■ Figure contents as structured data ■

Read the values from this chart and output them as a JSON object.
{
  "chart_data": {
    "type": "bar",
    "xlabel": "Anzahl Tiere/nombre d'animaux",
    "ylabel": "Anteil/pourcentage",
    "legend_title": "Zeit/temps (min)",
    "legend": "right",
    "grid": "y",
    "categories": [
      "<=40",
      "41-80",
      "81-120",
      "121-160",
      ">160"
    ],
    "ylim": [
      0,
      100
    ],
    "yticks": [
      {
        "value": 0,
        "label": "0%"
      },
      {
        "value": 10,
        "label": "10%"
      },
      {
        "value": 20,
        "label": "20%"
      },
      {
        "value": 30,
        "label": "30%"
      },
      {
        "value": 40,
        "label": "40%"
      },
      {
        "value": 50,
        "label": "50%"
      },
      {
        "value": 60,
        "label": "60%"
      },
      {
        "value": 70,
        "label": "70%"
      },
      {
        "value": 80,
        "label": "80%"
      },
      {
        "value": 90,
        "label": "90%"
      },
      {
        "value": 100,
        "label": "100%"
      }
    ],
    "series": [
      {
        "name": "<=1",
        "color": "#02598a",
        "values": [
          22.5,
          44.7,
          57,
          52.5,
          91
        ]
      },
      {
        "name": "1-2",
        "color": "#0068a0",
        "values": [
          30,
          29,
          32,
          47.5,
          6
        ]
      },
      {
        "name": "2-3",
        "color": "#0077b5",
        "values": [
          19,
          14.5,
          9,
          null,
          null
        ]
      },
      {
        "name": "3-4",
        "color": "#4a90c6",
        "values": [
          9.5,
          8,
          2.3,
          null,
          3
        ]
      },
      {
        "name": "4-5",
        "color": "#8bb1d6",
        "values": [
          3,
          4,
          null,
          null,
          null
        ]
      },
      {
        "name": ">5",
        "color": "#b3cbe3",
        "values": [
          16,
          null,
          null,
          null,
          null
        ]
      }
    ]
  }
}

■ SHORT EXERCISE ■
Pull out every line holding "color" from the records above, and copy it.

■ EXERCISE ANSWER ■
        "color": "#02598a",
        "color": "#0068a0",
        "color": "#0077b5",
        "color": "#4a90c6",
        "color": "#8bb1d6",
        "color": "#b3cbe3",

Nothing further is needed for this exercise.